## The input:
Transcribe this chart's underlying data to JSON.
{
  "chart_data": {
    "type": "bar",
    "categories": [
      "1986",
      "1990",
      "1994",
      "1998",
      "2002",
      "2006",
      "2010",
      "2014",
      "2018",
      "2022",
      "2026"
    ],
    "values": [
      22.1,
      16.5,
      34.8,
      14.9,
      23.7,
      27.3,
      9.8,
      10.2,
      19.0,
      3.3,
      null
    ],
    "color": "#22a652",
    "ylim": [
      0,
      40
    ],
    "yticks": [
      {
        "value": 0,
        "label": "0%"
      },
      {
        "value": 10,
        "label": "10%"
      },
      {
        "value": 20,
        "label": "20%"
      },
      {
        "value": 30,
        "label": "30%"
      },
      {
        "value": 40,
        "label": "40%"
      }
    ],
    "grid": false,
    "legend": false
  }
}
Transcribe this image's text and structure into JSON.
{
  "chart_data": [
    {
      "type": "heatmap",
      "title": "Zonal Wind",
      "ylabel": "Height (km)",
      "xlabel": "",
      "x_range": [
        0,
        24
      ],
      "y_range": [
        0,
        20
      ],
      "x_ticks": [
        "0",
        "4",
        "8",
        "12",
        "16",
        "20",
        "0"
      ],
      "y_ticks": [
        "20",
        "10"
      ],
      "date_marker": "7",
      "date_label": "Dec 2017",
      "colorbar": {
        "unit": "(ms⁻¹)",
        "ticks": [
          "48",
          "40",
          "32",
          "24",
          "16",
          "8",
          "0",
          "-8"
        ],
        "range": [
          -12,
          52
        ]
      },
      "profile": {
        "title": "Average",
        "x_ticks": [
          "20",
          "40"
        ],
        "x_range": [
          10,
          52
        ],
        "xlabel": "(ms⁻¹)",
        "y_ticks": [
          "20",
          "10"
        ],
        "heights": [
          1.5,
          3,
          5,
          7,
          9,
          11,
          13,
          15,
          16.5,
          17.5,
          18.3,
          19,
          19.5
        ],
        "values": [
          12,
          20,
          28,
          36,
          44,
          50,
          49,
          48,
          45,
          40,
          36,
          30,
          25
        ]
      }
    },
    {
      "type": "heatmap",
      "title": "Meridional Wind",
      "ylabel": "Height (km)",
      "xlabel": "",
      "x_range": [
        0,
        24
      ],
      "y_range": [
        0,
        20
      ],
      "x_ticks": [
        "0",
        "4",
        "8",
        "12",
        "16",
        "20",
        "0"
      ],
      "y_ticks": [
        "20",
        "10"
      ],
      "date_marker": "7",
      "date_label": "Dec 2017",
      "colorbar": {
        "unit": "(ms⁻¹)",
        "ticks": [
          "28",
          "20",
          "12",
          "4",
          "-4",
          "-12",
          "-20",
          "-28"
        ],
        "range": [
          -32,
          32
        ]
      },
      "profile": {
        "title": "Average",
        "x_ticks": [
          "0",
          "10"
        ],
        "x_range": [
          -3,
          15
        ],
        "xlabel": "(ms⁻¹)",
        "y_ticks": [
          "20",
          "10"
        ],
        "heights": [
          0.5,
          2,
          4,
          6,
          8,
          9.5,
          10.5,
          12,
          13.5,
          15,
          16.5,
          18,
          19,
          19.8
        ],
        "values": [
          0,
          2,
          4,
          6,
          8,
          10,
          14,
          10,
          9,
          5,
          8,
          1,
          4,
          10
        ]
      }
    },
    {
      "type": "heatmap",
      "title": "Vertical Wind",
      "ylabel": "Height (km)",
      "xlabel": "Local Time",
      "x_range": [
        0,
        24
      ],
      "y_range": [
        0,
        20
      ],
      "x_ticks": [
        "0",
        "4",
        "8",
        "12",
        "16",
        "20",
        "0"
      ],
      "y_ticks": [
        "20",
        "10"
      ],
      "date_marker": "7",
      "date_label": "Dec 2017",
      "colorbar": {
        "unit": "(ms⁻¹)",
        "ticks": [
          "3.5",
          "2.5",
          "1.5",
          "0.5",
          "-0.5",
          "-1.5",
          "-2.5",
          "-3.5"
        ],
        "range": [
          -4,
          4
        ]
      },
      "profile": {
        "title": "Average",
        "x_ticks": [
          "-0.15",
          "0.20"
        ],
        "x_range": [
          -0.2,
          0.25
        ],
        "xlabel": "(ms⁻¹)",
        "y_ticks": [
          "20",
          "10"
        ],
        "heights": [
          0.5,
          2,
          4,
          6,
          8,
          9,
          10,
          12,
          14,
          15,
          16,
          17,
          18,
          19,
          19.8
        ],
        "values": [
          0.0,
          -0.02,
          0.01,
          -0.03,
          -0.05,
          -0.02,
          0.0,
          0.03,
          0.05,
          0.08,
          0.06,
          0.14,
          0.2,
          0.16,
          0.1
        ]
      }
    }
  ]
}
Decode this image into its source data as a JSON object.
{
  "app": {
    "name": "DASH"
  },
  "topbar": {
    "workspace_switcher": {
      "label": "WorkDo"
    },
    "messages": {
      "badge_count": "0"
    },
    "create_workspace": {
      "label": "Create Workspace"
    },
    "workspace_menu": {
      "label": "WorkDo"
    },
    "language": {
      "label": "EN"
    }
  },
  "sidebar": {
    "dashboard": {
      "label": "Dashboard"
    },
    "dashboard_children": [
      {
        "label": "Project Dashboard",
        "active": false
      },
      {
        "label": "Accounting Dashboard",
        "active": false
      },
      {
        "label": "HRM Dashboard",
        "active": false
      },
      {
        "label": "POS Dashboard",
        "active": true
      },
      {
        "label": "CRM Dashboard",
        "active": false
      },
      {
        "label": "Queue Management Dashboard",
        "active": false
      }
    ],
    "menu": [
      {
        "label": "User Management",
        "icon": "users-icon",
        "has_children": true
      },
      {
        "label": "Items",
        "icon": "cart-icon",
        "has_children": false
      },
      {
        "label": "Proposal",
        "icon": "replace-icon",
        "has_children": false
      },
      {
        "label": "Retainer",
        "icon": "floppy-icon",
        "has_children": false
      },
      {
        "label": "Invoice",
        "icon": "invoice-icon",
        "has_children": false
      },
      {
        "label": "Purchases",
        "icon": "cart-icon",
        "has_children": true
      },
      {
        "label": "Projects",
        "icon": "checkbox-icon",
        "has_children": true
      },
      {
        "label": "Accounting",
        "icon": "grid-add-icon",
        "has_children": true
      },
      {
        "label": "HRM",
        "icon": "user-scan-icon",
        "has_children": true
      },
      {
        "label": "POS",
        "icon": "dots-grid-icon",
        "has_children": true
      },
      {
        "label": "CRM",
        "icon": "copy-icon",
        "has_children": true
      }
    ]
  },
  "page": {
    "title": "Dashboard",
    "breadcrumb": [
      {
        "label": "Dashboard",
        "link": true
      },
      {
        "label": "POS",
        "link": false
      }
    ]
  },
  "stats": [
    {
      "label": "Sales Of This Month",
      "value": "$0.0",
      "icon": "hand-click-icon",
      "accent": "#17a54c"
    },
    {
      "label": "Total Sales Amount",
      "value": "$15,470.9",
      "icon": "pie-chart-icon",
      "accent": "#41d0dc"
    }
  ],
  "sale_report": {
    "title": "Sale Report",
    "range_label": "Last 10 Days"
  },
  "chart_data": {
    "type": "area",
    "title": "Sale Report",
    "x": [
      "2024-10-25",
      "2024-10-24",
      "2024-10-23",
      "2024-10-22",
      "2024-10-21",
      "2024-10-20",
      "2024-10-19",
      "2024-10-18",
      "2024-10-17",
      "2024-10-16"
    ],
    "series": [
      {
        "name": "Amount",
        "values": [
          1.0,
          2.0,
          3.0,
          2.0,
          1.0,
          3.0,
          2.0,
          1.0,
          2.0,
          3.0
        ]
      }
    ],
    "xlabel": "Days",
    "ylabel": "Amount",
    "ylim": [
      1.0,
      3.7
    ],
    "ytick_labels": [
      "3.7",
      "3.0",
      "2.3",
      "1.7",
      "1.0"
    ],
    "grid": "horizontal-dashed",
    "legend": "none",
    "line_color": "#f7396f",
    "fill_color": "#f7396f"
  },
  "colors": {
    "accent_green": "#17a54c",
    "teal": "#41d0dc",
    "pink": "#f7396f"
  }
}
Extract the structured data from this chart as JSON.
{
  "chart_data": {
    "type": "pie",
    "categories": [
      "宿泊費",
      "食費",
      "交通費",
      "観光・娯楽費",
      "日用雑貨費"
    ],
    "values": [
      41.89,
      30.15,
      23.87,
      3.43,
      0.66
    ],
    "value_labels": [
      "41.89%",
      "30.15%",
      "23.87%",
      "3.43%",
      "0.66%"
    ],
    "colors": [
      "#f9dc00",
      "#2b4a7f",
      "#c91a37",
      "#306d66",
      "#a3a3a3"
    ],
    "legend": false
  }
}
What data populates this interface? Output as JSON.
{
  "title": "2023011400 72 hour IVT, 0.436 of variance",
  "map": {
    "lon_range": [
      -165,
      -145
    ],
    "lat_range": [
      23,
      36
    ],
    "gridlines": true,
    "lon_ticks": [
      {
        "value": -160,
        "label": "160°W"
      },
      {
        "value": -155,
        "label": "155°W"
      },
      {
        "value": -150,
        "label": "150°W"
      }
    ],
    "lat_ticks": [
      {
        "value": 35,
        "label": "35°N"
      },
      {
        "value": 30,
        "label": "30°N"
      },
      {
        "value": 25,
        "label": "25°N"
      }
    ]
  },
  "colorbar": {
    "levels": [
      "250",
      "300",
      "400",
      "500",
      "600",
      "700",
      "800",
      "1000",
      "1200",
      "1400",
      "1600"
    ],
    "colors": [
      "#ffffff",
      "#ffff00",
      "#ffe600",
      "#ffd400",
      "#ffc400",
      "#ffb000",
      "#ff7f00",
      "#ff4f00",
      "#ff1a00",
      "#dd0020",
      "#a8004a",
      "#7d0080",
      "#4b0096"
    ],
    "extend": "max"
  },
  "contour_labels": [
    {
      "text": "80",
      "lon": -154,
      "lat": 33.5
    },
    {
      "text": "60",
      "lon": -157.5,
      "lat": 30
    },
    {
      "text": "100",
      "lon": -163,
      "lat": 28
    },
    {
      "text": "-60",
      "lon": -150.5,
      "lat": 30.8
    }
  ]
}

## Task description:
From the data, list each line in which the string "Transcribe" appears.

## Task response:
Transcribe this chart's underlying data to JSON.
Transcribe this image's text and structure into JSON.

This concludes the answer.